# [Short exercise]
Pictures stay out of the copy; restate everything else in the material exactly.

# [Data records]

○ ○ ○ ○ ○ ○ ○

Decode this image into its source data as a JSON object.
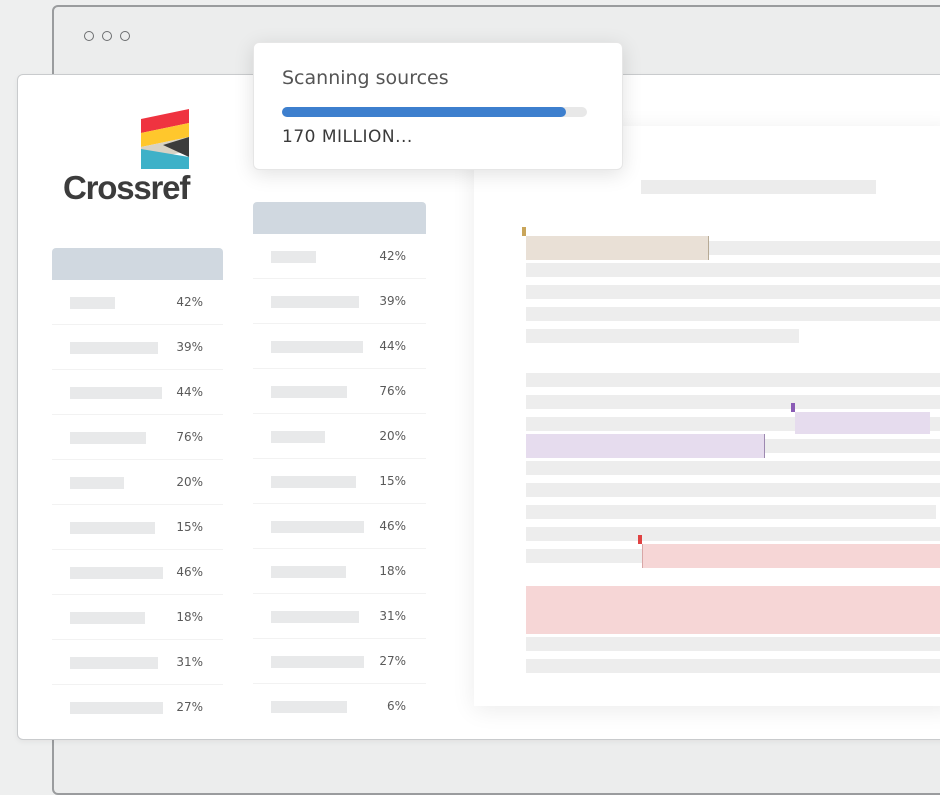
{
  "window": {
    "controls": [
      "dot",
      "dot",
      "dot"
    ]
  },
  "logo": {
    "text": "Crossref",
    "colors": [
      "#ef3340",
      "#ffc72c",
      "#3eb1c8",
      "#d8d2c4"
    ]
  },
  "scan": {
    "title": "Scanning sources",
    "status": "170 MILLION...",
    "progress": 0.93,
    "color": "#3d7fce"
  },
  "table_left": {
    "values": [
      "42%",
      "39%",
      "44%",
      "76%",
      "20%",
      "15%",
      "46%",
      "18%",
      "31%",
      "27%"
    ]
  },
  "table_right": {
    "values": [
      "42%",
      "39%",
      "44%",
      "76%",
      "20%",
      "15%",
      "46%",
      "18%",
      "31%",
      "27%",
      "6%"
    ]
  },
  "highlight_colors": {
    "tan": "#e9e0d6",
    "purple": "#e6dcee",
    "pink": "#f6d6d6"
  }
}
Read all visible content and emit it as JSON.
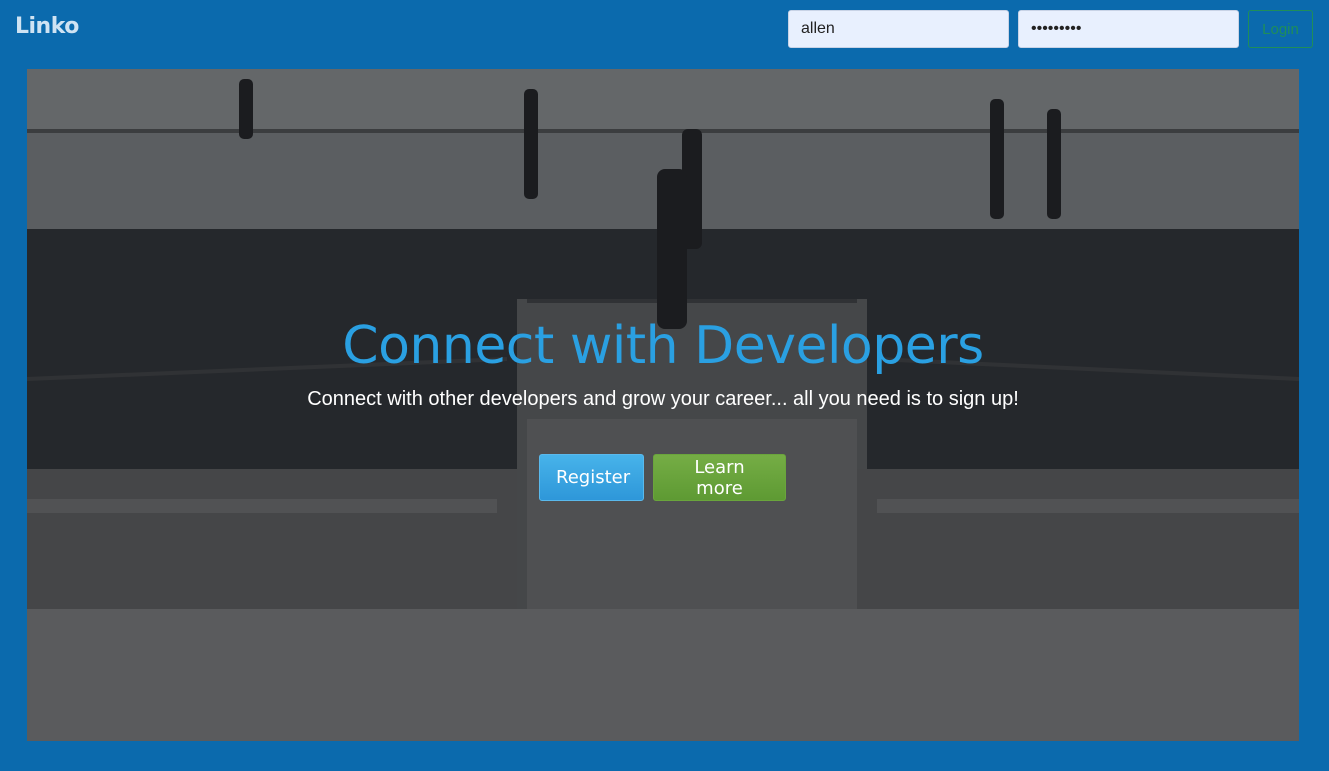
{
  "navbar": {
    "brand": "Linko",
    "username_value": "allen",
    "password_value": "allen1234",
    "login_label": "Login"
  },
  "hero": {
    "title": "Connect with Developers",
    "subtitle": "Connect with other developers and grow your career... all you need is to sign up!",
    "register_label": "Register",
    "learn_more_label": "Learn more"
  },
  "colors": {
    "page_background": "#0b6aad",
    "title_blue": "#2aa0e2",
    "register_button": "#3aa5e2",
    "learn_more_button": "#6aa53c",
    "login_outline": "#1f8e5a"
  }
}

○ ○ ○ ○ ○ ○ ○

# [Reply to the exercise]
Decode this image into its source data as a JSON object.
{
  "window": {
    "controls": [
      "dot",
      "dot",
      "dot"
    ]
  },
  "logo": {
    "text": "Crossref",
    "colors": [
      "#ef3340",
      "#ffc72c",
      "#3eb1c8",
      "#d8d2c4"
    ]
  },
  "scan": {
    "title": "Scanning sources",
    "status": "170 MILLION...",
    "progress": 0.93,
    "color": "#3d7fce"
  },
  "table_left": {
    "values": [
      "42%",
      "39%",
      "44%",
      "76%",
      "20%",
      "15%",
      "46%",
      "18%",
      "31%",
      "27%"
    ]
  },
  "table_right": {
    "values": [
      "42%",
      "39%",
      "44%",
      "76%",
      "20%",
      "15%",
      "46%",
      "18%",
      "31%",
      "27%",
      "6%"
    ]
  },
  "highlight_colors": {
    "tan": "#e9e0d6",
    "purple": "#e6dcee",
    "pink": "#f6d6d6"
  }
}
Read all visible content and emit it as JSON.
{
  "navbar": {
    "brand": "Linko",
    "username_value": "allen",
    "password_value": "allen1234",
    "login_label": "Login"
  },
  "hero": {
    "title": "Connect with Developers",
    "subtitle": "Connect with other developers and grow your career... all you need is to sign up!",
    "register_label": "Register",
    "learn_more_label": "Learn more"
  },
  "colors": {
    "page_background": "#0b6aad",
    "title_blue": "#2aa0e2",
    "register_button": "#3aa5e2",
    "learn_more_button": "#6aa53c",
    "login_outline": "#1f8e5a"
  }
}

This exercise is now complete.